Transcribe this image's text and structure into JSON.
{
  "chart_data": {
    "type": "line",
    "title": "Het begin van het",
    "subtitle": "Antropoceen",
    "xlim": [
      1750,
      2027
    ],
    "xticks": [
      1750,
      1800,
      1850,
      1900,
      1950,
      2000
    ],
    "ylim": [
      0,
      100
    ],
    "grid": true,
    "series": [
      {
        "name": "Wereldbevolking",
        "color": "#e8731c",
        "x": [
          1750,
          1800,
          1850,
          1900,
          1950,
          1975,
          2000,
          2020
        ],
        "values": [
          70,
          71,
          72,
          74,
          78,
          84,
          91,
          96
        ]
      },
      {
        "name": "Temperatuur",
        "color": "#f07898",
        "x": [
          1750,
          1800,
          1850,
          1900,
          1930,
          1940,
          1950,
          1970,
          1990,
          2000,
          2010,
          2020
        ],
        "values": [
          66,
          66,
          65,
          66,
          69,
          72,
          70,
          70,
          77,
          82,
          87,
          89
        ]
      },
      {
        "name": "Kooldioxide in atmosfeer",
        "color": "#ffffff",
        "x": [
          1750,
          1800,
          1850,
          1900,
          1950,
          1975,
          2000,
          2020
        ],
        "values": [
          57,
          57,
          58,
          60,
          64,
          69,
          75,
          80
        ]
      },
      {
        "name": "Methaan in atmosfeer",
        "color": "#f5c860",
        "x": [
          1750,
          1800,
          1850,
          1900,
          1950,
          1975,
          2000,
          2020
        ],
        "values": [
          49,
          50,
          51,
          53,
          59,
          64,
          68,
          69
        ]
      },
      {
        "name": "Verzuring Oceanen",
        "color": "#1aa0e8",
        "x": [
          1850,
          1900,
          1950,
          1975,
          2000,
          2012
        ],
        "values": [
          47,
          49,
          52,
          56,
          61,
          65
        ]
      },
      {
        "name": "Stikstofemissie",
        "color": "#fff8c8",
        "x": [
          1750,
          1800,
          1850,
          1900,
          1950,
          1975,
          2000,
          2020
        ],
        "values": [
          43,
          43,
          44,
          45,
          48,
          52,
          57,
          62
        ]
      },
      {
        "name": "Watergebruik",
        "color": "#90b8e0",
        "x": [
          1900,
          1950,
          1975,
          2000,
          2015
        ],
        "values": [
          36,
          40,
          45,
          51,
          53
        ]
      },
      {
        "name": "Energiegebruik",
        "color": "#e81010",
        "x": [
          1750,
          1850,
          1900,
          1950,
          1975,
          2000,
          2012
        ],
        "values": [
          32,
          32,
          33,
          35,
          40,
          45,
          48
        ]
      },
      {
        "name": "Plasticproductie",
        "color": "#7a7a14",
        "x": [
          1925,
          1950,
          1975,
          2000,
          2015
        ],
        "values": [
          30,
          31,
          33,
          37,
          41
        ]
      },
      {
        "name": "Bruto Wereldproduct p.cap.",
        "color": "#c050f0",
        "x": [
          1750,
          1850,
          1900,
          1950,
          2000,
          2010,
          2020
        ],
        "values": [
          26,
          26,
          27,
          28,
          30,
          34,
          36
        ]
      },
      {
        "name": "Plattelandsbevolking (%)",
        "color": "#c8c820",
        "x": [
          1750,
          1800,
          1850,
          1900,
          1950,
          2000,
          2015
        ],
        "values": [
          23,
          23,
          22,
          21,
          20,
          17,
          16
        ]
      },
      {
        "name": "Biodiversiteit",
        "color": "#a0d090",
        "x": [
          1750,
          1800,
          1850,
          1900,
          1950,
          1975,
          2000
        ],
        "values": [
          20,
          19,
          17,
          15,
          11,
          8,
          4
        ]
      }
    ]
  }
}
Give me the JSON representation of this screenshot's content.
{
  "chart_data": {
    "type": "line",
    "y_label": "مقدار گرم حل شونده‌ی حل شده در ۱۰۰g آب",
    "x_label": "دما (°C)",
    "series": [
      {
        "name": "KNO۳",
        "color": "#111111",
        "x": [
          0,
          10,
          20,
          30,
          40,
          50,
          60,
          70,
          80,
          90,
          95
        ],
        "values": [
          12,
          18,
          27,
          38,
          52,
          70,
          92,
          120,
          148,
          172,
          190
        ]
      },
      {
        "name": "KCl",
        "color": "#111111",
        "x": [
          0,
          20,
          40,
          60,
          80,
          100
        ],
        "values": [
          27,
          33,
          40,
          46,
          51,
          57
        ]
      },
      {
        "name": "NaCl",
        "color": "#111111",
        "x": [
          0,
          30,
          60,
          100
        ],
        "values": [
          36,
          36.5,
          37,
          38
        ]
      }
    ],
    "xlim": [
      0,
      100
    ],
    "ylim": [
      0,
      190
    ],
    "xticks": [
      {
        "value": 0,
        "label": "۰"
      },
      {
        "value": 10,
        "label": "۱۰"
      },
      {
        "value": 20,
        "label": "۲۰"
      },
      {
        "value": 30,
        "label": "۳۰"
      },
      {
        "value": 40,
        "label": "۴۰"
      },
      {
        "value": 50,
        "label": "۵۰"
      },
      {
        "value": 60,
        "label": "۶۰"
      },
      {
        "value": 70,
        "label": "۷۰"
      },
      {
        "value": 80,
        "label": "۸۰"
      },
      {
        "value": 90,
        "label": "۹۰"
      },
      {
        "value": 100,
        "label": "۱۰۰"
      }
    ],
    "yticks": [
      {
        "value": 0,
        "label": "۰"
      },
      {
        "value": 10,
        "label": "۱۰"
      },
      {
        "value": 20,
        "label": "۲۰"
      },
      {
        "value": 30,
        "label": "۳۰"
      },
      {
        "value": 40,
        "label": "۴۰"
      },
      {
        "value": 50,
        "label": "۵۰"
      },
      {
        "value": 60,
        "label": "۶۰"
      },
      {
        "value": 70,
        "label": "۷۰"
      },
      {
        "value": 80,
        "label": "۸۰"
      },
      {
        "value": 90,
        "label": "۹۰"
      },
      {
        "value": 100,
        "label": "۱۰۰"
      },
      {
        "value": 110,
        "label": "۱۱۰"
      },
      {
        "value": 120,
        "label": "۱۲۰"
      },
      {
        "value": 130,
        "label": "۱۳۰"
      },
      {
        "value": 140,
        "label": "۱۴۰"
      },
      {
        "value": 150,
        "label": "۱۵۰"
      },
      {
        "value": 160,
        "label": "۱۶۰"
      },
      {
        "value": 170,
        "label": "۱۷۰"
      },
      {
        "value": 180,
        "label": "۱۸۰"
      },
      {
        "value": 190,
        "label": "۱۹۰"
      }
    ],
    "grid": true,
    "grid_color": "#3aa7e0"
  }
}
########################################
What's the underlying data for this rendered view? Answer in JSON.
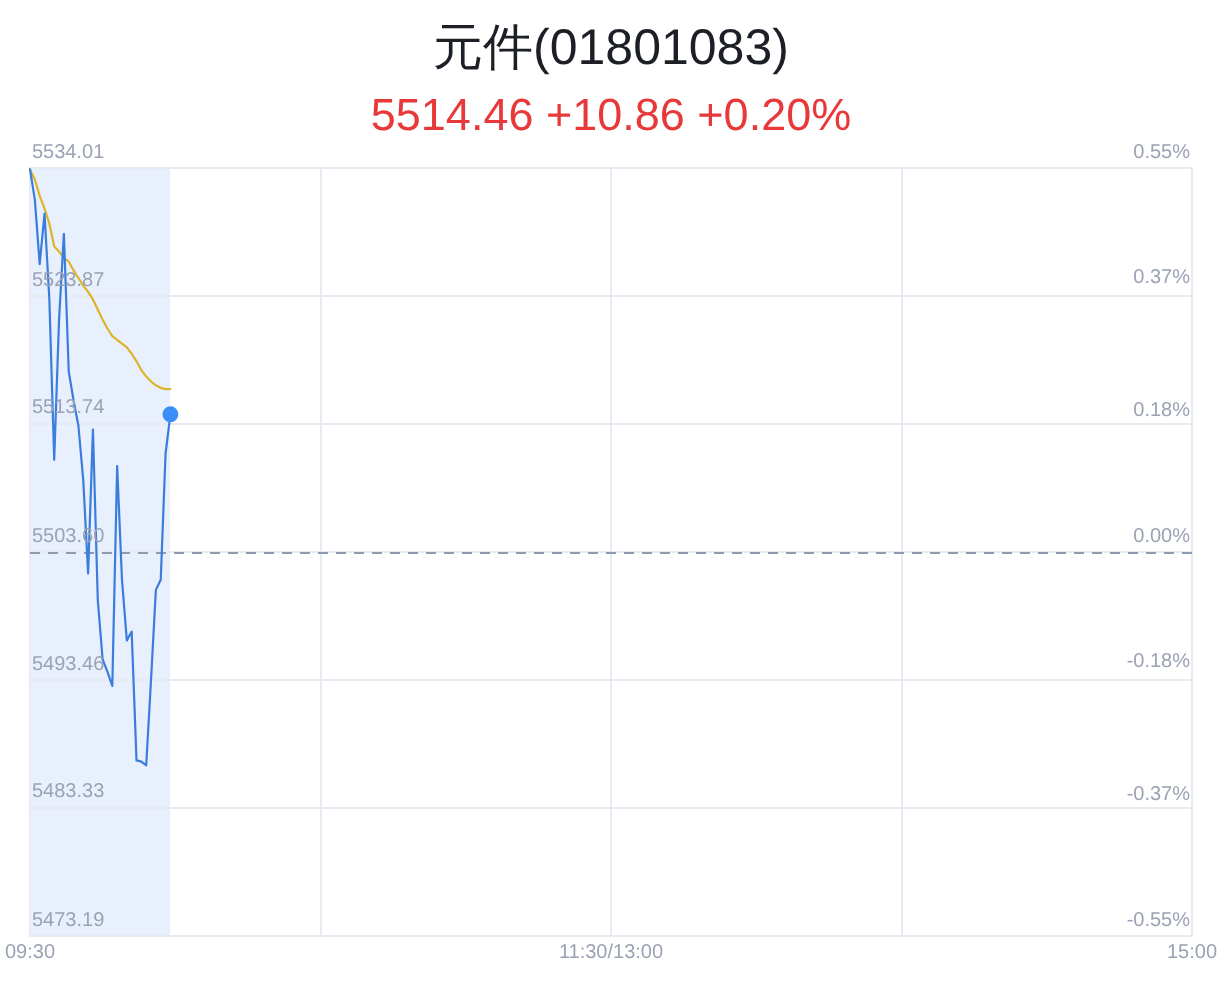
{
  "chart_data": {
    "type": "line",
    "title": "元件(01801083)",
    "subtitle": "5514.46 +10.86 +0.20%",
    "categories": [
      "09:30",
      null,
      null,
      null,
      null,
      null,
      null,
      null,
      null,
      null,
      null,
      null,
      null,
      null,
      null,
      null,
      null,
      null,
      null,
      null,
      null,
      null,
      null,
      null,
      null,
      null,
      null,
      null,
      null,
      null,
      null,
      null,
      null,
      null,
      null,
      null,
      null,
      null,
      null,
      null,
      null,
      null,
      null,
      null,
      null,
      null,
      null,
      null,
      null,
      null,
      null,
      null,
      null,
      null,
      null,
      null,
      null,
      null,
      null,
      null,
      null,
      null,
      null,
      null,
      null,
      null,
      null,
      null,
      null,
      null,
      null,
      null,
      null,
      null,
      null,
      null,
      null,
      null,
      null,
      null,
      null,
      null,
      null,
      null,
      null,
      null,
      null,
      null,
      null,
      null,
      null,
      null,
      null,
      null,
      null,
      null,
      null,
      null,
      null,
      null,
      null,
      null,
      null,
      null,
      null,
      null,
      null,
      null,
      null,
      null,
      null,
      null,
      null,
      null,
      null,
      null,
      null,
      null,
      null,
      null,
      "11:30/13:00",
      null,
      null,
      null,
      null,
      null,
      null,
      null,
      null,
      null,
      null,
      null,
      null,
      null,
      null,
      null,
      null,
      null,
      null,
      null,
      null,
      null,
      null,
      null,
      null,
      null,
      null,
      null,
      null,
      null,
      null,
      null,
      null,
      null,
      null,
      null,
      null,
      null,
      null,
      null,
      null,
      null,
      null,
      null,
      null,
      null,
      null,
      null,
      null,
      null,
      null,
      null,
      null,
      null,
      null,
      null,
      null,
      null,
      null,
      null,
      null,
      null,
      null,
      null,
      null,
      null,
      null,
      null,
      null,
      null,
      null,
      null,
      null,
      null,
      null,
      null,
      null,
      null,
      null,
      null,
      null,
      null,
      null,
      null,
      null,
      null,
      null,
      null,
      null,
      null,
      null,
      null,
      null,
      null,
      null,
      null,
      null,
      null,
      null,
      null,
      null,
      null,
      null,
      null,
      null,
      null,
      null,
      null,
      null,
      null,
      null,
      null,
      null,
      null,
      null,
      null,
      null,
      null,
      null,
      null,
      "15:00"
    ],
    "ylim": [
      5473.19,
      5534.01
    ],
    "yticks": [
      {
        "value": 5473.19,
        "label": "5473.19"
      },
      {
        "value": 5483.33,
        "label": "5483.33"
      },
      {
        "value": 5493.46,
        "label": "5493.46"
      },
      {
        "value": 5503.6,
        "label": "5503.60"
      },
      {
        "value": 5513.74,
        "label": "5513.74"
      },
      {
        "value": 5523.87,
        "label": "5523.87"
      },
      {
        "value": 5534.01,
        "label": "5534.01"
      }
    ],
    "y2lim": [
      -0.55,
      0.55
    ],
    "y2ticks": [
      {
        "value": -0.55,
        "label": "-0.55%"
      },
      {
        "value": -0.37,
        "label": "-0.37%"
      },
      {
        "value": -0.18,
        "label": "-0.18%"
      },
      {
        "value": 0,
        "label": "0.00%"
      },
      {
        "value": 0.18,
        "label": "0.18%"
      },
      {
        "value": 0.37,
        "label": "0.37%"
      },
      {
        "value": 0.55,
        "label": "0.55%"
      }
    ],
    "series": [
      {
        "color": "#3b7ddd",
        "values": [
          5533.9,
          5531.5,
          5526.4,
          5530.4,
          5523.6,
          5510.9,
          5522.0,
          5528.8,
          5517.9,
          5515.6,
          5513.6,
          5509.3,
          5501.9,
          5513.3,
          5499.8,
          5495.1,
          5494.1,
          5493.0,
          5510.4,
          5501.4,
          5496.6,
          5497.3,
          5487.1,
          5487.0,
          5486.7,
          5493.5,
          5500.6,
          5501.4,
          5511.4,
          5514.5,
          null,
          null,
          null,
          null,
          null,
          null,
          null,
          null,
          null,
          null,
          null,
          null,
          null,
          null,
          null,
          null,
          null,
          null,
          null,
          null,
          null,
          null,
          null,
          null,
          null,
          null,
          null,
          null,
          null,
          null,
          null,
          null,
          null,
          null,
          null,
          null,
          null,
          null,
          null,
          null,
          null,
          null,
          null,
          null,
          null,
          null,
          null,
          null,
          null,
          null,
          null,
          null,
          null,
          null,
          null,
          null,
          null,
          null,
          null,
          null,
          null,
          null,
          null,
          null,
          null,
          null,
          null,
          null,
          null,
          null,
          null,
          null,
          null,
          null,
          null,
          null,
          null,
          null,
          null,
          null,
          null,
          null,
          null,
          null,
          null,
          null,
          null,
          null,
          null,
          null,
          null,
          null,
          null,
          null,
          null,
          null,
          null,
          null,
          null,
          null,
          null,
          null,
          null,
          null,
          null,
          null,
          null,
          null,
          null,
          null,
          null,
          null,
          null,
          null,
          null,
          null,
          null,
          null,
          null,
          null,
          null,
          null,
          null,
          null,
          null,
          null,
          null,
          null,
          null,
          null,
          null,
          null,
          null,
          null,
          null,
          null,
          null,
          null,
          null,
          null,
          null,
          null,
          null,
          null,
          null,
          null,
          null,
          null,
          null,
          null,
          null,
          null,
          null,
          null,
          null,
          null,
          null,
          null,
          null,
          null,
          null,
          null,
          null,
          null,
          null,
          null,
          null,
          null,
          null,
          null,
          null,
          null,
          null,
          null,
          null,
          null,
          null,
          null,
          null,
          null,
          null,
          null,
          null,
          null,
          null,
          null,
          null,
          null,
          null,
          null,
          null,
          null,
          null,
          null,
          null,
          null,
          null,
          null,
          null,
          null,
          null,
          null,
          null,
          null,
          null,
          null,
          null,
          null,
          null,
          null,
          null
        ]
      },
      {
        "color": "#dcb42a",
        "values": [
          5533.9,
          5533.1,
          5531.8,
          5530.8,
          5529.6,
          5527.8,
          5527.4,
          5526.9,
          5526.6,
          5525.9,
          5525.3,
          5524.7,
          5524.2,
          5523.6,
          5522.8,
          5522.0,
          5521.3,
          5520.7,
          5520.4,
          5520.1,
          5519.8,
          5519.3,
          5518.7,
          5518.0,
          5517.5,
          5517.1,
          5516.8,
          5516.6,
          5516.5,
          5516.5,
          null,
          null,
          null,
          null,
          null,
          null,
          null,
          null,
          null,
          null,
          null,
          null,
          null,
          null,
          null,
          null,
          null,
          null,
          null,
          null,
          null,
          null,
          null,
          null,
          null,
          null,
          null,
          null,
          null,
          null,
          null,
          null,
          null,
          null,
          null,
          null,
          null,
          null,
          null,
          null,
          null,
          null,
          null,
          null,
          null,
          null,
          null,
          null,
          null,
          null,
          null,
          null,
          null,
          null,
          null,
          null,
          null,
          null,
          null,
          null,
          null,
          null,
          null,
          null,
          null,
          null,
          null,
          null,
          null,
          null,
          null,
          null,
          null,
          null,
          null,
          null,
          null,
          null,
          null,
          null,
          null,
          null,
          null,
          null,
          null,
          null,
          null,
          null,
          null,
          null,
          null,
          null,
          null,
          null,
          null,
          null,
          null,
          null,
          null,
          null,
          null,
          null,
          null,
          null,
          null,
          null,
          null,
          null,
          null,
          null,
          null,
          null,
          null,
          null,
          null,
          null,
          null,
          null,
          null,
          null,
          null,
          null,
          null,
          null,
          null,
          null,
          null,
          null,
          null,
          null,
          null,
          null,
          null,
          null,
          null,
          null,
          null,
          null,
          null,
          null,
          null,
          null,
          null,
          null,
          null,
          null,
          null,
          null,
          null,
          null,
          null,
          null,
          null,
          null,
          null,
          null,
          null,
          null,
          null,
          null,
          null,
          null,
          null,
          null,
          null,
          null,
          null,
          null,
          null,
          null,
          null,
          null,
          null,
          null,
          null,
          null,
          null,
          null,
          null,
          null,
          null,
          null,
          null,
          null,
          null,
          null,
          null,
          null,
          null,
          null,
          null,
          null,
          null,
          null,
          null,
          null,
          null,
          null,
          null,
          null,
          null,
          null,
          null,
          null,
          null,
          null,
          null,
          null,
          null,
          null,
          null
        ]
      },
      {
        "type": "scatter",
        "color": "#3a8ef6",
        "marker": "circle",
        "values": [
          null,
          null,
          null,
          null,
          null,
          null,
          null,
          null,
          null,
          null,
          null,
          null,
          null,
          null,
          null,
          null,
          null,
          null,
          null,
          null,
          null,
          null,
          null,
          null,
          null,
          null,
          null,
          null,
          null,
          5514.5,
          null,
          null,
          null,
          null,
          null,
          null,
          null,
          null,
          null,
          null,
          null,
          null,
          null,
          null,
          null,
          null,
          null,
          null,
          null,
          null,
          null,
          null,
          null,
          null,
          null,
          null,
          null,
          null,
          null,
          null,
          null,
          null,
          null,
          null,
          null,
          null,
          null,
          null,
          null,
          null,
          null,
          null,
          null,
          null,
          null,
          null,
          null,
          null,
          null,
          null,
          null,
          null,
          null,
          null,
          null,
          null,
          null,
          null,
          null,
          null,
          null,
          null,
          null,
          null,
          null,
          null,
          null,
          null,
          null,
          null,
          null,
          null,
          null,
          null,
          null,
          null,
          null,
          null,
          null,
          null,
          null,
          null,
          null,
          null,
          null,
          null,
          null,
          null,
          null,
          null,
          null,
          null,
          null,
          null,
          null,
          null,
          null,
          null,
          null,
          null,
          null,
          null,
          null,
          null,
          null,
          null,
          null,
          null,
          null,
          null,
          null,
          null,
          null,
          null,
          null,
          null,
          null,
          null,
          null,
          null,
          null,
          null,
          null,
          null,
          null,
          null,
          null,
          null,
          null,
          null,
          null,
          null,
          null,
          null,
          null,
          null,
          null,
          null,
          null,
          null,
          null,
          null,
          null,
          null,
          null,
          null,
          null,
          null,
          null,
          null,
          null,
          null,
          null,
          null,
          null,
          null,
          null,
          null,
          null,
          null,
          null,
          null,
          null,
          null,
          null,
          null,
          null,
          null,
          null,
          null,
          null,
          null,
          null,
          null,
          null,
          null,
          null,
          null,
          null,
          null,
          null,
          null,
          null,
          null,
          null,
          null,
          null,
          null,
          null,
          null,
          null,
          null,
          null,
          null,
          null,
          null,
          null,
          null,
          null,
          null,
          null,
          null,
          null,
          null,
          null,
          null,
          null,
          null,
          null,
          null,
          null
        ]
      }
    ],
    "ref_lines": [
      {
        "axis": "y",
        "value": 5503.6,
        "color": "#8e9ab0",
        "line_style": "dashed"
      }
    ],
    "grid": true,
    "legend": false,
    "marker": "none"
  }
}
########################################
Exercise goal => From the listing above, copy all lines holding the word "subtitle".

Written reply =>
    "subtitle": "Antropoceen",
    "subtitle": "5514.46 +10.86 +0.20%",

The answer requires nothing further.